Diga se cada afirmação abaixo concorda com o texto sobre o casamento, respondendo sim ou não e citando as palavras do texto que decidem o caso.
1. A conjugalidade é apresentada como a "última" etapa do enamoramento.
2. As partes em litígio conjugal resolvem seus conflitos sem recorrer a um juiz.
3. No casamento, o véu da paixão continua encobrindo os defeitos do outro.

**TEXTO PARA ANÁLISE:**
————

O caminho natural do enamoramento é transformar-se em namoro, paixão e, quase sempre, em acasalamento. A “última” etapa do enamoramento, a conjugalidade, costuma muitas vezes transformar este ideal sonhado em pesadelo.

No casamento, quando se depara com o cotidiano, e o véu da paixão já não encobre mais os defeitos do outro, é que se constata uma realidade completamente diferente daquela idealizada. Pensa-se que houve engano na escolha do cônjuge ou companheiro: “Fui enganado”, “fui traído”, “meu casamento foi uma farsa” etc. etc.

Frases e lamentações desta natureza são constantemente ouvidas pelos advogados que trabalhamos com o Direito de Família. Instala-se então o litígio conjugal. As partes, não tendo capacidade para resolver seus próprios conflitos, transferem esta responsabilidade para um juiz. E o amor, quem diria… foi parar na Justiça!

————

**DADOS PARA REVISÃO:**
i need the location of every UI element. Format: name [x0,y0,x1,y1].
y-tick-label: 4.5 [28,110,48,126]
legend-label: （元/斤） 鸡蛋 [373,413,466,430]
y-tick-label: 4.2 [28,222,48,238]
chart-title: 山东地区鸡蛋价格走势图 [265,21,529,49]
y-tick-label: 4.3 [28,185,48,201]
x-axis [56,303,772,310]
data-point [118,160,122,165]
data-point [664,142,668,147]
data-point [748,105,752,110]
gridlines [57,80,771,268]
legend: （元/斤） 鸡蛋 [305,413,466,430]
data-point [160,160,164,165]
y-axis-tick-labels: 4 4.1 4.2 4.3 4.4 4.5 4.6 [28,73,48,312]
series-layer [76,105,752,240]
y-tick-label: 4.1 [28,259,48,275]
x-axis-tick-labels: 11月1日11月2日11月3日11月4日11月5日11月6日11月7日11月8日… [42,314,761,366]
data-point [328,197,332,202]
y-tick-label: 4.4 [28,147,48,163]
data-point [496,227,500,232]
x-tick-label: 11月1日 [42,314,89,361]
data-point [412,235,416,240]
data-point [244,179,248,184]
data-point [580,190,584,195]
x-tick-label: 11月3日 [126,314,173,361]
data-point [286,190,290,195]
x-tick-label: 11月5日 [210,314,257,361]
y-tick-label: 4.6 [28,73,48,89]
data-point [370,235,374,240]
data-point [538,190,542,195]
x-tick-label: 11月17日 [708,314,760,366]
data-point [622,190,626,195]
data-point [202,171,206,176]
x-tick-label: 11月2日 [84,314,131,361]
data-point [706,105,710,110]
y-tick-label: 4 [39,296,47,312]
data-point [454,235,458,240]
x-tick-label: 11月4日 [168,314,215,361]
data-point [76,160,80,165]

————

**RESULTADO:**
1. Sim: "A “última” etapa do enamoramento, a conjugalidade".
2. Não: "As partes, não tendo capacidade para resolver seus próprios conflitos, transferem esta responsabilidade para um juiz."
3. Não: "o véu da paixão já não encobre mais os defeitos do outro".